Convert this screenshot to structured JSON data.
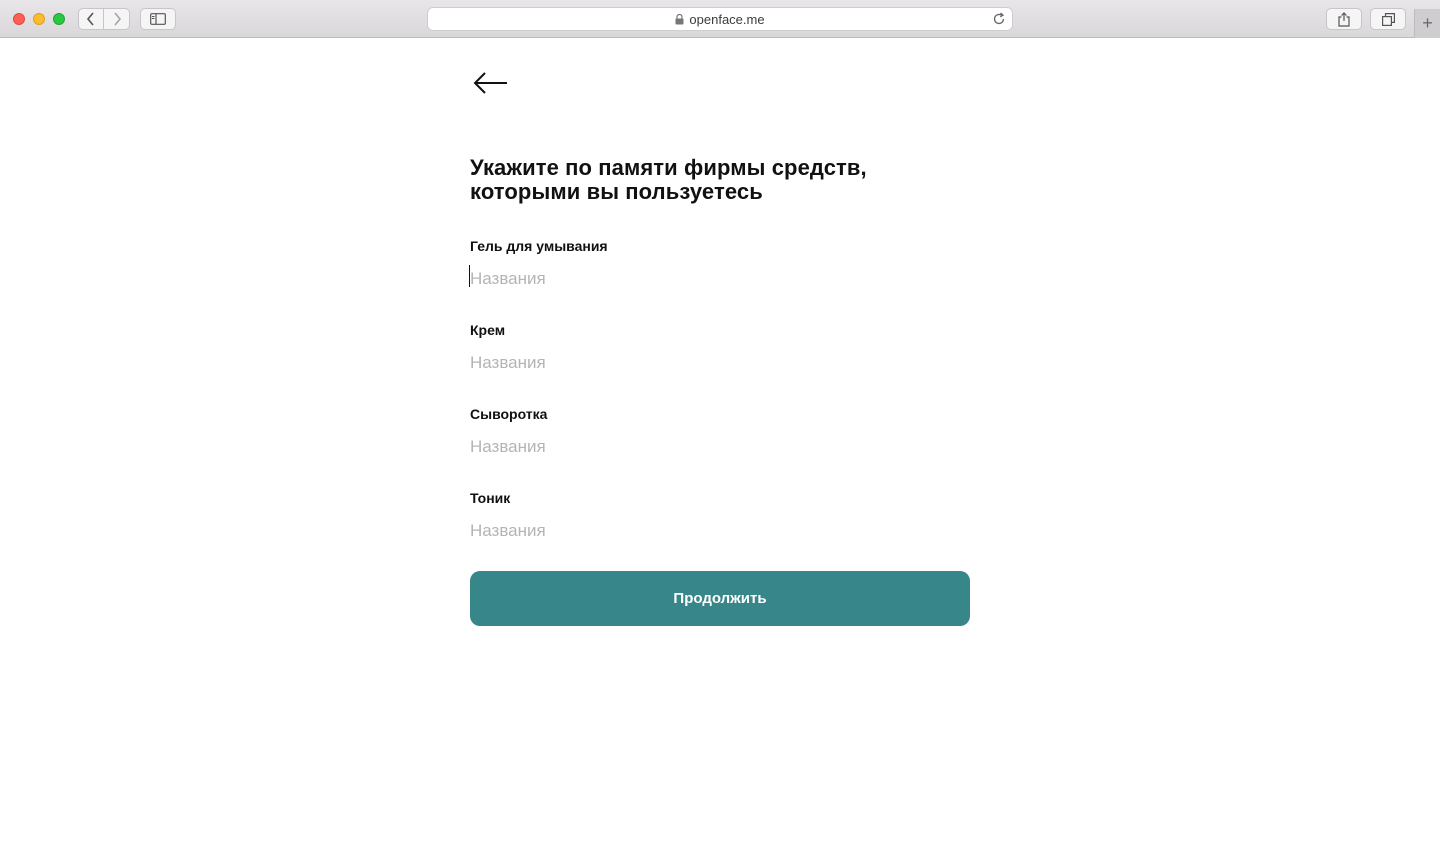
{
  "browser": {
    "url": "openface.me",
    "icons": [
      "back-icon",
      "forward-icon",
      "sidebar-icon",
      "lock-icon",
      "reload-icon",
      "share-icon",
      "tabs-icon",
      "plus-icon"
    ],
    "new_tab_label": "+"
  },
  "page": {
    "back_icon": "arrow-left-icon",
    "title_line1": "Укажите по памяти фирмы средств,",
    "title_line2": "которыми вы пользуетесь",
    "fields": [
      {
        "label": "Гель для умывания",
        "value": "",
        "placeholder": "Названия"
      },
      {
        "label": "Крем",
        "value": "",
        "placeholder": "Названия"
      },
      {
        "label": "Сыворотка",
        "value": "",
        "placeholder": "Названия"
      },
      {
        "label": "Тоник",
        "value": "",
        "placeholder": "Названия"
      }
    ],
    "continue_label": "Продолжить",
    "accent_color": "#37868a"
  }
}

...

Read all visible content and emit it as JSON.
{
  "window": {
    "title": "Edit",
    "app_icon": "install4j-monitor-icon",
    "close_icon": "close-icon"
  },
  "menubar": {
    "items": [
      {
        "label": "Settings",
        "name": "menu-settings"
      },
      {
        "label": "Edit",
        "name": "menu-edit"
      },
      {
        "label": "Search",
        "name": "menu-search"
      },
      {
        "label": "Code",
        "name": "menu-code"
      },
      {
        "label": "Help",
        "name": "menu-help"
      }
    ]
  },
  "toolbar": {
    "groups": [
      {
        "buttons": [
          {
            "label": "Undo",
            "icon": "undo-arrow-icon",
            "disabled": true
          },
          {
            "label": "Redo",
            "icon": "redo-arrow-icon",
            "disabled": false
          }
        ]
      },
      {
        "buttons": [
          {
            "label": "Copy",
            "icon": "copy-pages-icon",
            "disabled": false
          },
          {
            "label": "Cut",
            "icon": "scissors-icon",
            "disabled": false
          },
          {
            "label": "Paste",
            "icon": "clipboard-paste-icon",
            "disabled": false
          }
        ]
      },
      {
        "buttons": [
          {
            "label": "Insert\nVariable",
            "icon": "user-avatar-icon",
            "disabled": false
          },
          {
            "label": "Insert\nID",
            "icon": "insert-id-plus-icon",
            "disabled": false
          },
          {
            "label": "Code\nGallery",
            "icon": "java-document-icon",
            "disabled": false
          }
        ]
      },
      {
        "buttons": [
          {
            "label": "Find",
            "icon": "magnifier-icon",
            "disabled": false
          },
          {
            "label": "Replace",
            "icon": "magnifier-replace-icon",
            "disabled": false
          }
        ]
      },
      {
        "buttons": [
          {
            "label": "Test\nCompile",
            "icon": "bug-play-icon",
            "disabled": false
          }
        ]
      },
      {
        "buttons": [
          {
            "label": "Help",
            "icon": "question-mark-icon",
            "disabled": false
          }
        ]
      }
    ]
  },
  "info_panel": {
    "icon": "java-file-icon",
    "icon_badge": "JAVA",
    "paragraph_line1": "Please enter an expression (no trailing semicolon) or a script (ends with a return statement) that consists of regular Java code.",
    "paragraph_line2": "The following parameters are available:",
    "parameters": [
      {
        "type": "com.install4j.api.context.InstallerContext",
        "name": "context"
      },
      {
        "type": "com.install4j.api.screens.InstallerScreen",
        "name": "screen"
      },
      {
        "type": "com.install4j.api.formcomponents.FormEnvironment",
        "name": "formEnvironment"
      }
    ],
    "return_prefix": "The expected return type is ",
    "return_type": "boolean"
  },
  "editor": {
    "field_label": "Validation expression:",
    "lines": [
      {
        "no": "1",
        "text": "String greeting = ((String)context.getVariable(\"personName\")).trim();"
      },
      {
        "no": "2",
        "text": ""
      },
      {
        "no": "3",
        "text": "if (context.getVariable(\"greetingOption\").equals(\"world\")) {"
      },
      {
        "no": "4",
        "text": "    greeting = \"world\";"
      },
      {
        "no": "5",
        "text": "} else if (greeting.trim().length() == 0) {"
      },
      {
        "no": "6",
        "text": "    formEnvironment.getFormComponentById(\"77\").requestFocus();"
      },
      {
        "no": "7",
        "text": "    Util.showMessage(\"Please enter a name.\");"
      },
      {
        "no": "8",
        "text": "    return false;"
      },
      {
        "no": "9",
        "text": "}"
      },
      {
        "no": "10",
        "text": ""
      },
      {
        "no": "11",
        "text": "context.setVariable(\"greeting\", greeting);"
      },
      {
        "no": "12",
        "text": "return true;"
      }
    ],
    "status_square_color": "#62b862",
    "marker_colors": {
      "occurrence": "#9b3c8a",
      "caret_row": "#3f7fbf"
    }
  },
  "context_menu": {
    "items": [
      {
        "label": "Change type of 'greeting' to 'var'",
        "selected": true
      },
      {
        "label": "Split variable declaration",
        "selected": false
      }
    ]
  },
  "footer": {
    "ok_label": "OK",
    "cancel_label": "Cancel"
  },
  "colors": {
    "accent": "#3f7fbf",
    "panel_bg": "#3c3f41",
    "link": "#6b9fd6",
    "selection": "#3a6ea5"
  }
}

* * *

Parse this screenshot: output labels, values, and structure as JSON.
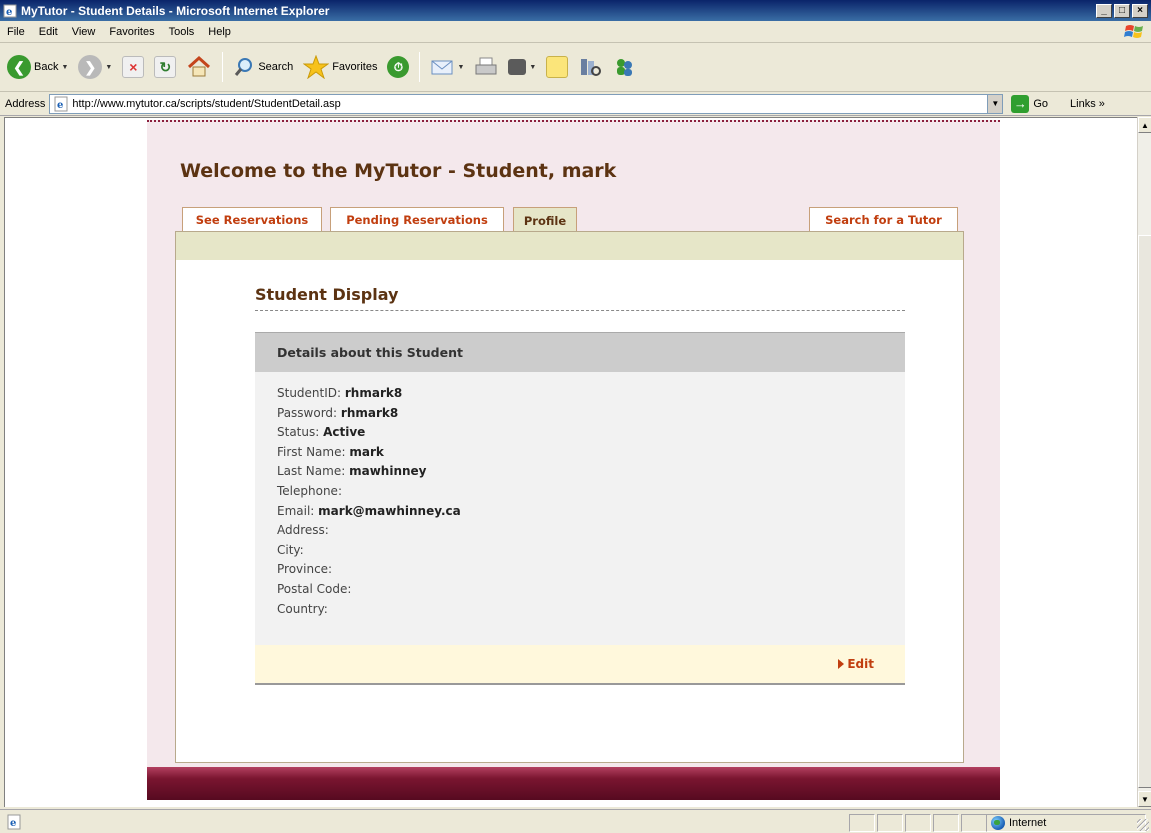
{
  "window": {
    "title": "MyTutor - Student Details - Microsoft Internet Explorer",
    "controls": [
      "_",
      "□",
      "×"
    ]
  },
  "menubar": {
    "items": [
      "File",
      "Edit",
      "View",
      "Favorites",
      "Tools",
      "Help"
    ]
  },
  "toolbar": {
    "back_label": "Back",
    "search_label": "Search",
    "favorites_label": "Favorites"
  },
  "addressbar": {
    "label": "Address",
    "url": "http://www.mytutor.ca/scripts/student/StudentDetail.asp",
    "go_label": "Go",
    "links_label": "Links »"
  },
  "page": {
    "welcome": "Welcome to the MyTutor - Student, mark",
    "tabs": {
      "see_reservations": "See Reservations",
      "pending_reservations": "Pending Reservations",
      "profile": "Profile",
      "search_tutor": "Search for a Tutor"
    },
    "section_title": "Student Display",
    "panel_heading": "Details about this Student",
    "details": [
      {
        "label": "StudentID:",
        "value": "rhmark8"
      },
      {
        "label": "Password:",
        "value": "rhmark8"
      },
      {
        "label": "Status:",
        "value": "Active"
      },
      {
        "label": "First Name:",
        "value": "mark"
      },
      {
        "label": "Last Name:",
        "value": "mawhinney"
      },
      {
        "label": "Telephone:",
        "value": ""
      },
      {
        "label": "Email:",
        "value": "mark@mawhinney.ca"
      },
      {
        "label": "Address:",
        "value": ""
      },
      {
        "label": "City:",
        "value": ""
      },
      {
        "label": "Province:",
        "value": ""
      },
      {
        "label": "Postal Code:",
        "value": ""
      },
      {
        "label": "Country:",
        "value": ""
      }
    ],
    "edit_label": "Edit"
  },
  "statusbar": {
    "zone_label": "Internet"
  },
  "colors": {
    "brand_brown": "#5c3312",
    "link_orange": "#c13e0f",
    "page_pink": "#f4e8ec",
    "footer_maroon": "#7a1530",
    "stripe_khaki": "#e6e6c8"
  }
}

**Given task**
Tally the lines of the preceding listing in which the word "parameters" appears; state nothing but the total.

**Answer to the exercise**
2